→ PASSAGE GIVEN

"S" and I drove 15 miles and paid $32 to park just so we did not see Magic Mike at the local theater where we could quite possibly -- God forbid -- see anyone we knew. Or anyone who knew our children, now grown up enough to be horrified.
From the trailers, I expected a humorous romp through ab-land, something akin to a male version of Burlesque, a 2010 movie I enjoyed so much I went home and ordered the CD on amazon.com. I expected a light romantic comedy with some male eye-candy, not raunchy enough to label me a cougar, but a healthy admission that it's not torture to see Matthew McConaughey and Channing Tatum shirtless.
Let me also say I have never felt the need to go to a male strip club, though I have been to two bachelorette parties -- oh my, at least 30 years ago -- where a young male stripper was employed as the entertainment. One arrived dressed as a cop. I thought the bride to be was going to hyperventilate. She did not.
I went into the film with the notion that this was some sort of positive commentary on female liberation, that women could now own up to having a healthy sense of sexual self. I was thoroughly disappointed, even repulsed.
Let's also suspend, for the sake of argument, the reality of global sex trafficking and the horrors of young men and women enslaved for sex globally for the few minutes it takes to discuss a fictional movie that has no intention to come close to a documentary.
Let's just talk about what the women are like in a movie supposedly made for women about what women want to do for fun.
The women in the audiences of the shows on screen were seen either as cartoonish, unattractive older women -- one so heavy she strained the back of the stripper lifting her over his head -- or immature "sorority girls" who were just plain horny and drunk. You would not want to be portrayed as either.
With the exception of the main female character, Brooke, who has a maternal sensibility for her younger brother and a revulsion for the lifestyle of strippers, the other women in the movie are just plain sleazy. There isn't another way to view that reality; the lighting in the movie shows the sex as animalistic and distorted through drugs and alcohol and mindless athleticism.
Women are portrayed as disposable -- women at parties drape themselves over men and show up naked in beds where no one, not even the couple who shared a ménage a trois, can remember the woman's name. She is motionless, faceless on the bed, a bare backside discarded like a carcass. For goodness sake, she could even be dead.
There's the psychology student who loves the aforementioned threesomes, the scary Nora who has a pet pig and the wife of one of the strippers who appears to love the fact that other men touch her breasts while her husband watches. It all makes for a decrepit sense of slimy debauchery, not liberated or liberating, but shackled to drugs, alcohol and a sense of worthlessness. It made me sick to my stomach.
Call me a prude, but this is not what real women are like. At least not me and the hundreds of women I know. We don't dream about throwing dollar bills at men in thongs for satisfaction and we are not reduced to trembling, screeching monkeys when a group of dancers in Velcro pants dance and gyrate to remixes. Yes, Channing Tatum can really dance, and I was hoping for more redemption for the movie from him, since he was a male stripper before he was an actor playing a male stripper. But no such luck.
Of course women are allowed to have fun. But is it really fun if the women in the movie -- with only one exception -- are portrayed as mindless, emotionless, conscience-less sex toys?

→ SHORT TASK 1
In the rows from the one containing "comment-bubble: Aika Cabrera" through the one containing "248, 750, 388]", both included, edit every "comment-time" to "timestamp" and return only those rows, otherwise unchanged.
→ SHORT TASK 2
Resume the Magic Mike review after its last sentence and write the next few paragraphs.
The Magic Mike review and the rows are unrelated material.

Recorded data
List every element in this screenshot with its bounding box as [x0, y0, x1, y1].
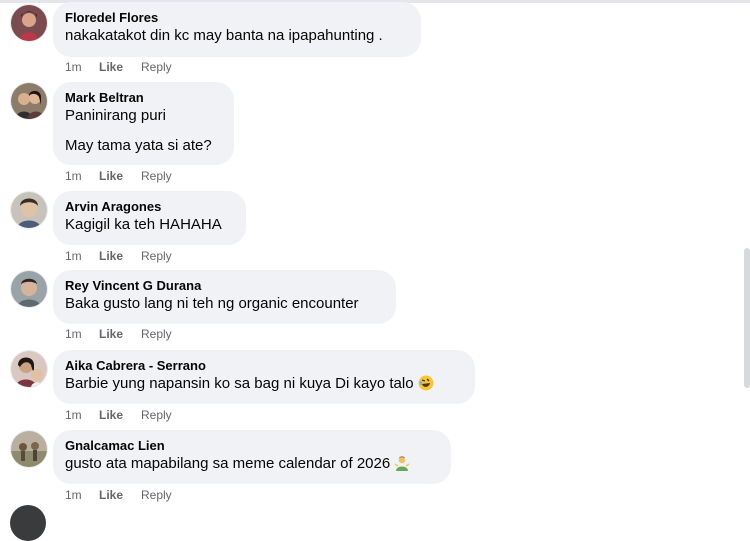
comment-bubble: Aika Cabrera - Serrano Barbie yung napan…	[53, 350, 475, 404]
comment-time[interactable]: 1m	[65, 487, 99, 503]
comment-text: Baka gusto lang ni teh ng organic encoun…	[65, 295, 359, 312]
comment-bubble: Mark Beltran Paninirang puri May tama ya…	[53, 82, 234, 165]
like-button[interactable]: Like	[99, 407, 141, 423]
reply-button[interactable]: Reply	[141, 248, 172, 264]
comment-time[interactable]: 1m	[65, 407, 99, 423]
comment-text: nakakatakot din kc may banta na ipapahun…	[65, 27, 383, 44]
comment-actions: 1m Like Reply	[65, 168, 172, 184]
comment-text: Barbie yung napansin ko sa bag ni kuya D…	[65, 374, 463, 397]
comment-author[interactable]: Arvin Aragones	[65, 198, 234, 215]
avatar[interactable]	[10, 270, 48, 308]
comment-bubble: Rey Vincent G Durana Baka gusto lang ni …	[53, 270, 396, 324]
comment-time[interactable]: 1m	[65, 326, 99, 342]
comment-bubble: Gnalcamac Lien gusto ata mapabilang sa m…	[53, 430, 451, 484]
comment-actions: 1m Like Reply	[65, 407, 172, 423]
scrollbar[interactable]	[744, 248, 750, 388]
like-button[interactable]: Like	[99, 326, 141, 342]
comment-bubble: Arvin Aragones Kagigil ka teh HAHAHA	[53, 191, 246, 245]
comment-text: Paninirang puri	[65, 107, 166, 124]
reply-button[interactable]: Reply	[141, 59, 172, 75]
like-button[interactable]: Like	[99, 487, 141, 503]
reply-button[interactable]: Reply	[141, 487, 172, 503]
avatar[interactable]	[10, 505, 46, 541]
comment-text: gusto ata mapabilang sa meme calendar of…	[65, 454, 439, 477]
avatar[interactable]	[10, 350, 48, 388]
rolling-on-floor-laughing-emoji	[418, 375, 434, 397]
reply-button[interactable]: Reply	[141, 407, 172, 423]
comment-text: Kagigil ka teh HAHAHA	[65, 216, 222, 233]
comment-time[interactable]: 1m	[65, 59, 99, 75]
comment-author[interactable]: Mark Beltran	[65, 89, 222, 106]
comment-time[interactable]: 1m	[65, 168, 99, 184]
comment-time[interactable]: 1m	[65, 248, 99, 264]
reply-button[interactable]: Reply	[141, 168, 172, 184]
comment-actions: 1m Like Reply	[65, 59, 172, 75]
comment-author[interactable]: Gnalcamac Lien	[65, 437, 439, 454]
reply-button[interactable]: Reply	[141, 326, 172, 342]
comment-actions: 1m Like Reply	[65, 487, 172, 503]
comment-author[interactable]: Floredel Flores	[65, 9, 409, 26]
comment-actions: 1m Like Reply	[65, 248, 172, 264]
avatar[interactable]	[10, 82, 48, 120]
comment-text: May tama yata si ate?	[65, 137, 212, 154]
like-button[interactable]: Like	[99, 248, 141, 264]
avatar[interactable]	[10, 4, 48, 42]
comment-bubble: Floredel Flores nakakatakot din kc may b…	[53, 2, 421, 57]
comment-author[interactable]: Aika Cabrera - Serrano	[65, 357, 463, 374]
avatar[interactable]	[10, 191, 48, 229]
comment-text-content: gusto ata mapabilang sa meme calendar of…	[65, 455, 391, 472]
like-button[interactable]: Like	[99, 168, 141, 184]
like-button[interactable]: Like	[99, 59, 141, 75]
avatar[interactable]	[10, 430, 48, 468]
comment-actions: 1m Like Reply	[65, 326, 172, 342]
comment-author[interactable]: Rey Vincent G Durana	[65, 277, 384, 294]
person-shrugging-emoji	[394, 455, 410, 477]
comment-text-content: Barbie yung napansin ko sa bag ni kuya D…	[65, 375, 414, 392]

--

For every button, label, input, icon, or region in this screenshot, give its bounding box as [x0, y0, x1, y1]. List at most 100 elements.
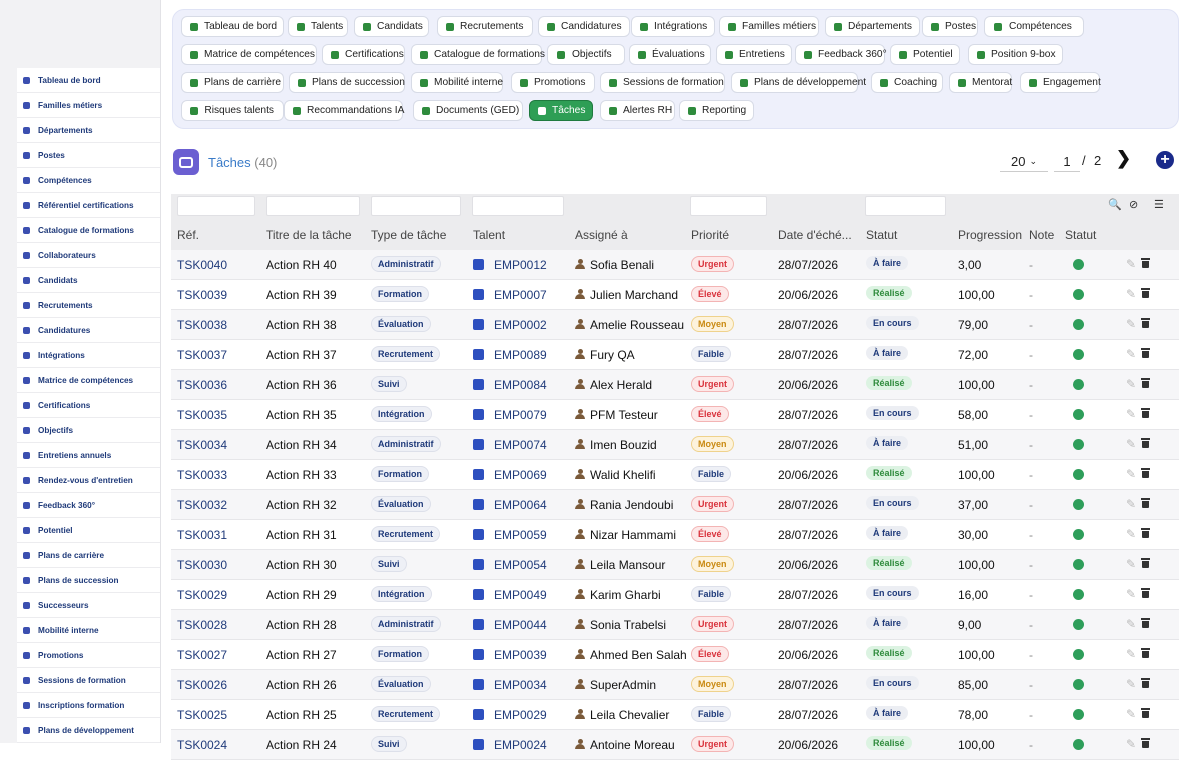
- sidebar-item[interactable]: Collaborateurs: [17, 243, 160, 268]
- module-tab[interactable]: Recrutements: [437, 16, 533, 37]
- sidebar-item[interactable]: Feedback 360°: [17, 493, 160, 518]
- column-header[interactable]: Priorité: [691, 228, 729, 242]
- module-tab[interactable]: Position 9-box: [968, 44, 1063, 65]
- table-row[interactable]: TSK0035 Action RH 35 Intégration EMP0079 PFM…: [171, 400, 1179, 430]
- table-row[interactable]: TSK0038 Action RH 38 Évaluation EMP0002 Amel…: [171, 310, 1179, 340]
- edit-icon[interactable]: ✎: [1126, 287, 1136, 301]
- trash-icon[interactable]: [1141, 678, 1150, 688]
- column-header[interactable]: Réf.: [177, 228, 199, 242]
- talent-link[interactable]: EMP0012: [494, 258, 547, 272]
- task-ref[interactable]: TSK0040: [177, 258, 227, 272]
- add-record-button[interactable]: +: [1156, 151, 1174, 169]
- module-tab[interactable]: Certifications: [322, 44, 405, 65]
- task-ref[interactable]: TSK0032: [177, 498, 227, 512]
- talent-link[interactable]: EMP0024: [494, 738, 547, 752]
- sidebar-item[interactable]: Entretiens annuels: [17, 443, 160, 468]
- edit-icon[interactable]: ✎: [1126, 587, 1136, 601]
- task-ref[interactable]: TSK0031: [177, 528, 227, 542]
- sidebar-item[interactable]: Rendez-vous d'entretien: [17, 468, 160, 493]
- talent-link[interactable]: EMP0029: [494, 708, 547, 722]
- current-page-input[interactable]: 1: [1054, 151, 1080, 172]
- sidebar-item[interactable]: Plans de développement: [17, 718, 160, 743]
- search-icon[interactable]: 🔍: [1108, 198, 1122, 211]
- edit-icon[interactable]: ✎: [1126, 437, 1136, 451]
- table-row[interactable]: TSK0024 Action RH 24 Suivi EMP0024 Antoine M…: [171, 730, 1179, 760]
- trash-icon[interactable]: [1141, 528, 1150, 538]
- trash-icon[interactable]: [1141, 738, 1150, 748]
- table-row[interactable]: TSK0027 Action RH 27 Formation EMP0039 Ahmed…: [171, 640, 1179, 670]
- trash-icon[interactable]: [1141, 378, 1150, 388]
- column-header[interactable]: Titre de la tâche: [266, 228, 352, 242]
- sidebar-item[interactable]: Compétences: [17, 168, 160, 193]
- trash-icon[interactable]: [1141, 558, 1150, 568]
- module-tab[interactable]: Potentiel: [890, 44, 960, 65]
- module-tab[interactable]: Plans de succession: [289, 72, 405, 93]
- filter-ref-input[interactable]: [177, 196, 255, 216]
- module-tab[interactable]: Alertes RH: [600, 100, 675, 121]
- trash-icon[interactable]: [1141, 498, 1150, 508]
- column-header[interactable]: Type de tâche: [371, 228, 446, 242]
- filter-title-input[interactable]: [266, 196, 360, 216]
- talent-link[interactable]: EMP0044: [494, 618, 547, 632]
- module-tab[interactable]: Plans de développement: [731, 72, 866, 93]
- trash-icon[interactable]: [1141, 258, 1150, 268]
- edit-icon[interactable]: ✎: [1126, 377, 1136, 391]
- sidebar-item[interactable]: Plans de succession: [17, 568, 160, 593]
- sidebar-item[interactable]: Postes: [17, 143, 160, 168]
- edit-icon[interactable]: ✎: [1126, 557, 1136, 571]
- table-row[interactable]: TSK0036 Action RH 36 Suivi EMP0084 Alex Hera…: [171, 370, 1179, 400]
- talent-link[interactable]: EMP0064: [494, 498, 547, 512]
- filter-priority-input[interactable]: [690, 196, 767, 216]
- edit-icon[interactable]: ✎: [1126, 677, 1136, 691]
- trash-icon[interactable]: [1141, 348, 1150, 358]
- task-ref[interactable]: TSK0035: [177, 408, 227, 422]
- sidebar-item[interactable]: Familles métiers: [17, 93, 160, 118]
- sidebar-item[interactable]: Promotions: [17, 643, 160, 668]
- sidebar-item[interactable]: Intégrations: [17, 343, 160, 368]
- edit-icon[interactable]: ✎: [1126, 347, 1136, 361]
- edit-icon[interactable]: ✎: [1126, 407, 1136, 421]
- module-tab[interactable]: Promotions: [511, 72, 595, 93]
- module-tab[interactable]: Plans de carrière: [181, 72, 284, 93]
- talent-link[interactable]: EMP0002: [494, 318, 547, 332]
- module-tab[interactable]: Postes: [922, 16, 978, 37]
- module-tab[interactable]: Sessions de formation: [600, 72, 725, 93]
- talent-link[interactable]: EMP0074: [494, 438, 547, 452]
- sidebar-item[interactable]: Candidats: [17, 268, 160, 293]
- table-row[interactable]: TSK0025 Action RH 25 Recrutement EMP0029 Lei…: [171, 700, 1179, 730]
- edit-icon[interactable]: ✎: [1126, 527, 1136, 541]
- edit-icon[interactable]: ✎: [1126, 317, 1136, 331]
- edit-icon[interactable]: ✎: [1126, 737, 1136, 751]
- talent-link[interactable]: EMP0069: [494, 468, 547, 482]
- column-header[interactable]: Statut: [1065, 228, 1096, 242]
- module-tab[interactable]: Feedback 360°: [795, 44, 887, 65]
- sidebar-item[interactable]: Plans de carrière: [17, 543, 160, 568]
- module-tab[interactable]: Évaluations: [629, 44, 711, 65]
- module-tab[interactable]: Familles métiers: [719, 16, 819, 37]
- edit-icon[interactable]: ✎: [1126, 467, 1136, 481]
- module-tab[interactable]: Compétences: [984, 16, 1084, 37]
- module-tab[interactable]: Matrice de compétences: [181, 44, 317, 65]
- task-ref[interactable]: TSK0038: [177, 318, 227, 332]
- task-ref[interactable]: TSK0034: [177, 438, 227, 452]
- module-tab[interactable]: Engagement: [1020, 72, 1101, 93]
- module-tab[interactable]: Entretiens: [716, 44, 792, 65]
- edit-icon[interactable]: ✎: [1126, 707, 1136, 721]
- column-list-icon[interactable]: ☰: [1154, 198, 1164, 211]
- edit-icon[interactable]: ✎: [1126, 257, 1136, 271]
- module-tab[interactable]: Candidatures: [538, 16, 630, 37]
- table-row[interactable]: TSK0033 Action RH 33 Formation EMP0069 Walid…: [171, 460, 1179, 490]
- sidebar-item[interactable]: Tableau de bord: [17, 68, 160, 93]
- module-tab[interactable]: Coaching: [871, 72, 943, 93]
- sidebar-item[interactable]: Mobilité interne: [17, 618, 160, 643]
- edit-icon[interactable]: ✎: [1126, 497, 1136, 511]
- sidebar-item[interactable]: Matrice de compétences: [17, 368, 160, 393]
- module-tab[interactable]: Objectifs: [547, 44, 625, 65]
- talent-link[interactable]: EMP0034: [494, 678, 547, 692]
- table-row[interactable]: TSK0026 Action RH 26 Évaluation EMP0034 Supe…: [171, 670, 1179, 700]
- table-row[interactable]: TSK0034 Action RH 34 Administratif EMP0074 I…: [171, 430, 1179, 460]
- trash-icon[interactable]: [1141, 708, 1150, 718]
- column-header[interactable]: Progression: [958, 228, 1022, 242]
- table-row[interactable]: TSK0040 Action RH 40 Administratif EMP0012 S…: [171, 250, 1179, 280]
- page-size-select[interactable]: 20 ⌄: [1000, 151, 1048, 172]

→ RESULT 1
comment-bubble: Aika Cabrera - Serrano Barbie yung napan…	[53, 350, 475, 404]
timestamp[interactable]: 1m	[65, 487, 99, 503]
comment-text: Baka gusto lang ni teh ng organic encoun…	[65, 295, 359, 312]
comment-bubble: Mark Beltran Paninirang puri May tama ya…	[53, 82, 234, 165]
like-button[interactable]: Like	[99, 407, 141, 423]
reply-button[interactable]: Reply	[141, 248, 172, 264]
timestamp[interactable]: 1m	[65, 407, 99, 423]
comment-text: nakakatakot din kc may banta na ipapahun…	[65, 27, 383, 44]
comment-actions: 1m Like Reply	[65, 168, 172, 184]
comment-text: Barbie yung napansin ko sa bag ni kuya D…	[65, 374, 463, 397]
comment-author[interactable]: Arvin Aragones	[65, 198, 234, 215]
avatar[interactable]	[10, 270, 48, 308]
comment-bubble: Rey Vincent G Durana Baka gusto lang ni …	[53, 270, 396, 324]
timestamp[interactable]: 1m	[65, 326, 99, 342]
comment-bubble: Gnalcamac Lien gusto ata mapabilang sa m…	[53, 430, 451, 484]
comment-actions: 1m Like Reply	[65, 407, 172, 423]
scrollbar[interactable]	[744, 248, 750, 388]

→ RESULT 2
The screenplay is by Reid Carolin, a 30-year-old hailing from Lake Forest, Ill., where let me just say, there is a lot of Talbots and Lily Pulitzer clothing, but no male strip clubs. There is, however, Lake Forest Academy, a prep school, and Woodlands Academy, a Catholic Convent of the Sacred Heart school run by Sacred Heart nuns we called Mother and Mother Superior. I know, I attended Convent of the Sacred Heart on Sheridan Road in Chicago, the sister school my sisters, mothers and aunts attended.
Perhaps if a woman wrote or co-wrote the screenplay the female characters would not be so blow up doll hollow. Maybe if a woman participated in the screenplay there would be some passing reference somewhere in the movie to the mother or father of the 19-year-old character who dropped out of college on a football scholarship to live with his sister and sleep on her couch.
It was this failure that prompted him to find a roofing job on Craigslist and move into a life of stripping and drugs, just because Magic Mike recruited him. And I have to say, as the mother of three sons, not knowing where his parents were in the backstory and why they did not try to help him totally bothered me.
The women in this movie have no real power and no say in how their sexuality plays out. A soliloquy by Dallas, the McConaughey character, articulates this. His business is supply and demand, a fantasy transaction where women are used for money -- singles, fives and twenties -- to fuel a bigger franchise, a broader sinister landscape of drugs, booze, cash and big SUVs. The men are in control all along -- they do what they want to women on stage and off.
I have heard many people talk about how this movie is one step forward for women in their claim of sexual equity. Many have hinted that somehow the book I will not read, 50 Shades of Grey, paired with this naked boy blockbuster, speaks to the summer of 2012 as a time when women were heard roaring about their sexuality loud and clear. I have heard many people claim this is a good thing for women young and old, like me.
I don't think so.
What I hear from this movie is not a roar, but a whimper from women who have no real voice, no equal participation and no claim to their own choices, even as they scream at undulating mostly-naked men at the tops of their lungs.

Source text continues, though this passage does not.